• Task directions
The entries below should be output exactly as written.

• Supplied material

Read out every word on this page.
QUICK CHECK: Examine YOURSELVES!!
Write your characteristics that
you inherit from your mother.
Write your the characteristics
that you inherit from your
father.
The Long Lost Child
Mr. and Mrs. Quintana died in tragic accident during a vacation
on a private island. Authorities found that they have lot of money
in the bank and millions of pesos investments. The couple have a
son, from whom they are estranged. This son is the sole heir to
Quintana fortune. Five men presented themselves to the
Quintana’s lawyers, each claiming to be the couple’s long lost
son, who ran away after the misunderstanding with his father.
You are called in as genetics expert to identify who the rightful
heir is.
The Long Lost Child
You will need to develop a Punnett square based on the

• Exercise response
Read out every word on this page.
QUICK CHECK: Examine YOURSELVES!!
Write your characteristics that
you inherit from your mother.
Write your the characteristics
that you inherit from your
father.
The Long Lost Child
Mr. and Mrs. Quintana died in tragic accident during a vacation
on a private island. Authorities found that they have lot of money
in the bank and millions of pesos investments. The couple have a
son, from whom they are estranged. This son is the sole heir to
Quintana fortune. Five men presented themselves to the
Quintana’s lawyers, each claiming to be the couple’s long lost
son, who ran away after the misunderstanding with his father.
You are called in as genetics expert to identify who the rightful
heir is.
The Long Lost Child
You will need to develop a Punnett square based on the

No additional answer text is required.